-- Start PROVIDED ENTRIES --

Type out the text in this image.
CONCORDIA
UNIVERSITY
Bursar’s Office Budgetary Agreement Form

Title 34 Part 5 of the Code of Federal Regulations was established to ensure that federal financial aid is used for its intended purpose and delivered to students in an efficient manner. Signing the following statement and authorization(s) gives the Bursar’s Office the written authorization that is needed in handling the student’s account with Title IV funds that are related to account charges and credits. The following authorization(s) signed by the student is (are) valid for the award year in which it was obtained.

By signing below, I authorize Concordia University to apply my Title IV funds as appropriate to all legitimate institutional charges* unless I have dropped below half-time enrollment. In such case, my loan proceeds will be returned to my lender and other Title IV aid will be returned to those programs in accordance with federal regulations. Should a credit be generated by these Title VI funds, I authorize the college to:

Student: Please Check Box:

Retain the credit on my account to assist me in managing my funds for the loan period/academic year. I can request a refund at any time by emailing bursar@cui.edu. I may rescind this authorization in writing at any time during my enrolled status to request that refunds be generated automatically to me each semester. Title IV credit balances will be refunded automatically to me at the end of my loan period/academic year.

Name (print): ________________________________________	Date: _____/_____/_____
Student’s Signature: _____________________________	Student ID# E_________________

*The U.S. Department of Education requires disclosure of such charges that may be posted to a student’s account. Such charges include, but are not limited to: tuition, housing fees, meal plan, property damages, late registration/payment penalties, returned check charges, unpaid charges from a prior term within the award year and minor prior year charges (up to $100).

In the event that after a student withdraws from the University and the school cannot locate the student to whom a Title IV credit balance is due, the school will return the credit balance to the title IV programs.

-- End PROVIDED ENTRIES --

All of the material above needs to be retyped word for word.

## EXPECTED OUTPUT
Type out the text in this image.
CONCORDIA
UNIVERSITY
Bursar’s Office Budgetary Agreement Form

Title 34 Part 5 of the Code of Federal Regulations was established to ensure that federal financial aid is used for its intended purpose and delivered to students in an efficient manner. Signing the following statement and authorization(s) gives the Bursar’s Office the written authorization that is needed in handling the student’s account with Title IV funds that are related to account charges and credits. The following authorization(s) signed by the student is (are) valid for the award year in which it was obtained.

By signing below, I authorize Concordia University to apply my Title IV funds as appropriate to all legitimate institutional charges* unless I have dropped below half-time enrollment. In such case, my loan proceeds will be returned to my lender and other Title IV aid will be returned to those programs in accordance with federal regulations. Should a credit be generated by these Title VI funds, I authorize the college to:

Student: Please Check Box:

Retain the credit on my account to assist me in managing my funds for the loan period/academic year. I can request a refund at any time by emailing bursar@cui.edu. I may rescind this authorization in writing at any time during my enrolled status to request that refunds be generated automatically to me each semester. Title IV credit balances will be refunded automatically to me at the end of my loan period/academic year.

Name (print): ________________________________________	Date: _____/_____/_____
Student’s Signature: _____________________________	Student ID# E_________________

*The U.S. Department of Education requires disclosure of such charges that may be posted to a student’s account. Such charges include, but are not limited to: tuition, housing fees, meal plan, property damages, late registration/payment penalties, returned check charges, unpaid charges from a prior term within the award year and minor prior year charges (up to $100).

In the event that after a student withdraws from the University and the school cannot locate the student to whom a Title IV credit balance is due, the school will return the credit balance to the title IV programs.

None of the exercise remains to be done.